## Aim
Repeat, exactly and alone, every line from the line that contains "Read out every word on this page." to the end of the entries.

Start of Given entries

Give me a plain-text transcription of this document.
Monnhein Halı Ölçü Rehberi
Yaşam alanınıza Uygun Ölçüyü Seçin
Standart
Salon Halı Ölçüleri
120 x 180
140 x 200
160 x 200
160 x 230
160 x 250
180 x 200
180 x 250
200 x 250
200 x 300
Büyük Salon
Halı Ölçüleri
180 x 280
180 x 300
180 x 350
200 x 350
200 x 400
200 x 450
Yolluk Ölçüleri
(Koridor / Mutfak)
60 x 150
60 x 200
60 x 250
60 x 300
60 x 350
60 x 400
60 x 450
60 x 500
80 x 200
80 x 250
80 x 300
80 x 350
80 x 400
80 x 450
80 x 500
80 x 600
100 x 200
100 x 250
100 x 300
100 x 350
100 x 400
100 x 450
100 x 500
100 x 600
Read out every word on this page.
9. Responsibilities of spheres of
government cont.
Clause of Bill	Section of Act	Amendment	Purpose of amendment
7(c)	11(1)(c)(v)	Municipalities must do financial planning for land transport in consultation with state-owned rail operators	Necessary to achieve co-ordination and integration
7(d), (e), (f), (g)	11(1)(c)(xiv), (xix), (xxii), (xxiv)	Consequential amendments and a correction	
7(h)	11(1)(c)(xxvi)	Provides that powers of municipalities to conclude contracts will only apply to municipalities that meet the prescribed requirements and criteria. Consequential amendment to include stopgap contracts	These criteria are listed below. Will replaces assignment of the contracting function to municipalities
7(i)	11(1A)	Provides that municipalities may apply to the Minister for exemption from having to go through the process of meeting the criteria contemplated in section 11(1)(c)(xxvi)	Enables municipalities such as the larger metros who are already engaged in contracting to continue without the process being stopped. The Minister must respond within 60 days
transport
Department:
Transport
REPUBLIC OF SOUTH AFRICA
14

End of Given entries

## Output for this exercise
Read out every word on this page.
9. Responsibilities of spheres of
government cont.
Clause of Bill	Section of Act	Amendment	Purpose of amendment
7(c)	11(1)(c)(v)	Municipalities must do financial planning for land transport in consultation with state-owned rail operators	Necessary to achieve co-ordination and integration
7(d), (e), (f), (g)	11(1)(c)(xiv), (xix), (xxii), (xxiv)	Consequential amendments and a correction	
7(h)	11(1)(c)(xxvi)	Provides that powers of municipalities to conclude contracts will only apply to municipalities that meet the prescribed requirements and criteria. Consequential amendment to include stopgap contracts	These criteria are listed below. Will replaces assignment of the contracting function to municipalities
7(i)	11(1A)	Provides that municipalities may apply to the Minister for exemption from having to go through the process of meeting the criteria contemplated in section 11(1)(c)(xxvi)	Enables municipalities such as the larger metros who are already engaged in contracting to continue without the process being stopped. The Minister must respond within 60 days
transport
Department:
Transport
REPUBLIC OF SOUTH AFRICA
14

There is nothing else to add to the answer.